++++ Extracted material

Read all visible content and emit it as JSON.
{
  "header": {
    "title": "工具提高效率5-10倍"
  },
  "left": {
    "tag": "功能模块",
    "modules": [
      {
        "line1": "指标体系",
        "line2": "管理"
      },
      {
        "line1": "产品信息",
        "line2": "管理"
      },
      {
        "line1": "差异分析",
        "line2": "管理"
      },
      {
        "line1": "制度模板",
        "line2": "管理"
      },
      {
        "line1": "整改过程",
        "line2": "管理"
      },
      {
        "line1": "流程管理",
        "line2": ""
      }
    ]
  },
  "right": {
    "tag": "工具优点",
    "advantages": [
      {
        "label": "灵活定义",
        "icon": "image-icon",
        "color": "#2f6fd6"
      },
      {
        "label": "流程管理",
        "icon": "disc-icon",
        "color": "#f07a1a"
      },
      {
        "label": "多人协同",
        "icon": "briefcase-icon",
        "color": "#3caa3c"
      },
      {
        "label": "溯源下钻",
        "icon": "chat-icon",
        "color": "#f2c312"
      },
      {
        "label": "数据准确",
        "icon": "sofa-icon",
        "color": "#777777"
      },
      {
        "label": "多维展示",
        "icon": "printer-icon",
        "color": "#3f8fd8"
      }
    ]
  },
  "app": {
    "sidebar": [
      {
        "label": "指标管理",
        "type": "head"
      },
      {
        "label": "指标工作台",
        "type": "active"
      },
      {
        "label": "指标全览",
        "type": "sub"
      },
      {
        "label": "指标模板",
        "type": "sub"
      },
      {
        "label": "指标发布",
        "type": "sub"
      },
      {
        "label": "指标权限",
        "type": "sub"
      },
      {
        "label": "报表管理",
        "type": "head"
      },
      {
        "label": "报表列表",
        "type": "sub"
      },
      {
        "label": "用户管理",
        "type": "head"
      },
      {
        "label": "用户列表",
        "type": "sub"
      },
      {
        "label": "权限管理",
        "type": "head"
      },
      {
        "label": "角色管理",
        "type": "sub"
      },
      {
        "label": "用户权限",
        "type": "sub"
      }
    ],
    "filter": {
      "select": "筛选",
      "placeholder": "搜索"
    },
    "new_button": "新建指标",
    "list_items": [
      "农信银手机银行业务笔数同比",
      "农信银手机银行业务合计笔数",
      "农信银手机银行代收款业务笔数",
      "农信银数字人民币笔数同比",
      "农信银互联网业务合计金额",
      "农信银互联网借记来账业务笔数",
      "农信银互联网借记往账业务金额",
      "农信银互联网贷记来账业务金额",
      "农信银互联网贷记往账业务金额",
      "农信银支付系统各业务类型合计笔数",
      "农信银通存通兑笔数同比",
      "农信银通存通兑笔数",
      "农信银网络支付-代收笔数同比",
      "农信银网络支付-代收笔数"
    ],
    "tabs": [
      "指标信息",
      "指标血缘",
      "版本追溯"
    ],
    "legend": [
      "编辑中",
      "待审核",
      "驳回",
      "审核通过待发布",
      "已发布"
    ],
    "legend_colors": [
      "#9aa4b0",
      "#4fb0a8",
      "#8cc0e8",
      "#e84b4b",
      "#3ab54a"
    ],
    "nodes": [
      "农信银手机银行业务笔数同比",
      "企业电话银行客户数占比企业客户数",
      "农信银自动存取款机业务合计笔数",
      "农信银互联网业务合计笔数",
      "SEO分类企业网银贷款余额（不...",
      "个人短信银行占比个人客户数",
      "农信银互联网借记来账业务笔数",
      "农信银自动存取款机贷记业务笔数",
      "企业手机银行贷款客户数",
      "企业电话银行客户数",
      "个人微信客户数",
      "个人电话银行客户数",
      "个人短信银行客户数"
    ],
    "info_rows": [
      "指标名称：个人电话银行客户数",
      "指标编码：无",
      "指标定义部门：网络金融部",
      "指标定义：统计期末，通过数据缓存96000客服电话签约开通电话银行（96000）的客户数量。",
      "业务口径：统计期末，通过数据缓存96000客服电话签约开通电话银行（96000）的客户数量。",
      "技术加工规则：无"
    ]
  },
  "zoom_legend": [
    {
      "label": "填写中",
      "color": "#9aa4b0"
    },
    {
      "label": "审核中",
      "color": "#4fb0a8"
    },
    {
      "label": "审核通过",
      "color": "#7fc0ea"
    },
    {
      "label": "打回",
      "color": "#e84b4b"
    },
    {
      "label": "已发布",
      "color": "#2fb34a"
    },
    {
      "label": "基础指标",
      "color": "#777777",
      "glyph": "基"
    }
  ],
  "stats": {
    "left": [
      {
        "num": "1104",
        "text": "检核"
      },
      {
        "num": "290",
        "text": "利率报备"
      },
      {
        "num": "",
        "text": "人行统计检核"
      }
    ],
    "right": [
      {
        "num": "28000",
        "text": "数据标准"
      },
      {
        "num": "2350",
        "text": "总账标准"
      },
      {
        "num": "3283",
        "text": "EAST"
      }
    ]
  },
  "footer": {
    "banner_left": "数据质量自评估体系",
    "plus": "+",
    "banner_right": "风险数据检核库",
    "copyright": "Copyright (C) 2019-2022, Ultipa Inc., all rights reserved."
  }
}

++++++++

#### Aim of the task
Return what is listed above, exactly and completely.

#### Task answer
Read all visible content and emit it as JSON.
{
  "header": {
    "title": "工具提高效率5-10倍"
  },
  "left": {
    "tag": "功能模块",
    "modules": [
      {
        "line1": "指标体系",
        "line2": "管理"
      },
      {
        "line1": "产品信息",
        "line2": "管理"
      },
      {
        "line1": "差异分析",
        "line2": "管理"
      },
      {
        "line1": "制度模板",
        "line2": "管理"
      },
      {
        "line1": "整改过程",
        "line2": "管理"
      },
      {
        "line1": "流程管理",
        "line2": ""
      }
    ]
  },
  "right": {
    "tag": "工具优点",
    "advantages": [
      {
        "label": "灵活定义",
        "icon": "image-icon",
        "color": "#2f6fd6"
      },
      {
        "label": "流程管理",
        "icon": "disc-icon",
        "color": "#f07a1a"
      },
      {
        "label": "多人协同",
        "icon": "briefcase-icon",
        "color": "#3caa3c"
      },
      {
        "label": "溯源下钻",
        "icon": "chat-icon",
        "color": "#f2c312"
      },
      {
        "label": "数据准确",
        "icon": "sofa-icon",
        "color": "#777777"
      },
      {
        "label": "多维展示",
        "icon": "printer-icon",
        "color": "#3f8fd8"
      }
    ]
  },
  "app": {
    "sidebar": [
      {
        "label": "指标管理",
        "type": "head"
      },
      {
        "label": "指标工作台",
        "type": "active"
      },
      {
        "label": "指标全览",
        "type": "sub"
      },
      {
        "label": "指标模板",
        "type": "sub"
      },
      {
        "label": "指标发布",
        "type": "sub"
      },
      {
        "label": "指标权限",
        "type": "sub"
      },
      {
        "label": "报表管理",
        "type": "head"
      },
      {
        "label": "报表列表",
        "type": "sub"
      },
      {
        "label": "用户管理",
        "type": "head"
      },
      {
        "label": "用户列表",
        "type": "sub"
      },
      {
        "label": "权限管理",
        "type": "head"
      },
      {
        "label": "角色管理",
        "type": "sub"
      },
      {
        "label": "用户权限",
        "type": "sub"
      }
    ],
    "filter": {
      "select": "筛选",
      "placeholder": "搜索"
    },
    "new_button": "新建指标",
    "list_items": [
      "农信银手机银行业务笔数同比",
      "农信银手机银行业务合计笔数",
      "农信银手机银行代收款业务笔数",
      "农信银数字人民币笔数同比",
      "农信银互联网业务合计金额",
      "农信银互联网借记来账业务笔数",
      "农信银互联网借记往账业务金额",
      "农信银互联网贷记来账业务金额",
      "农信银互联网贷记往账业务金额",
      "农信银支付系统各业务类型合计笔数",
      "农信银通存通兑笔数同比",
      "农信银通存通兑笔数",
      "农信银网络支付-代收笔数同比",
      "农信银网络支付-代收笔数"
    ],
    "tabs": [
      "指标信息",
      "指标血缘",
      "版本追溯"
    ],
    "legend": [
      "编辑中",
      "待审核",
      "驳回",
      "审核通过待发布",
      "已发布"
    ],
    "legend_colors": [
      "#9aa4b0",
      "#4fb0a8",
      "#8cc0e8",
      "#e84b4b",
      "#3ab54a"
    ],
    "nodes": [
      "农信银手机银行业务笔数同比",
      "企业电话银行客户数占比企业客户数",
      "农信银自动存取款机业务合计笔数",
      "农信银互联网业务合计笔数",
      "SEO分类企业网银贷款余额（不...",
      "个人短信银行占比个人客户数",
      "农信银互联网借记来账业务笔数",
      "农信银自动存取款机贷记业务笔数",
      "企业手机银行贷款客户数",
      "企业电话银行客户数",
      "个人微信客户数",
      "个人电话银行客户数",
      "个人短信银行客户数"
    ],
    "info_rows": [
      "指标名称：个人电话银行客户数",
      "指标编码：无",
      "指标定义部门：网络金融部",
      "指标定义：统计期末，通过数据缓存96000客服电话签约开通电话银行（96000）的客户数量。",
      "业务口径：统计期末，通过数据缓存96000客服电话签约开通电话银行（96000）的客户数量。",
      "技术加工规则：无"
    ]
  },
  "zoom_legend": [
    {
      "label": "填写中",
      "color": "#9aa4b0"
    },
    {
      "label": "审核中",
      "color": "#4fb0a8"
    },
    {
      "label": "审核通过",
      "color": "#7fc0ea"
    },
    {
      "label": "打回",
      "color": "#e84b4b"
    },
    {
      "label": "已发布",
      "color": "#2fb34a"
    },
    {
      "label": "基础指标",
      "color": "#777777",
      "glyph": "基"
    }
  ],
  "stats": {
    "left": [
      {
        "num": "1104",
        "text": "检核"
      },
      {
        "num": "290",
        "text": "利率报备"
      },
      {
        "num": "",
        "text": "人行统计检核"
      }
    ],
    "right": [
      {
        "num": "28000",
        "text": "数据标准"
      },
      {
        "num": "2350",
        "text": "总账标准"
      },
      {
        "num": "3283",
        "text": "EAST"
      }
    ]
  },
  "footer": {
    "banner_left": "数据质量自评估体系",
    "plus": "+",
    "banner_right": "风险数据检核库",
    "copyright": "Copyright (C) 2019-2022, Ultipa Inc., all rights reserved."
  }
}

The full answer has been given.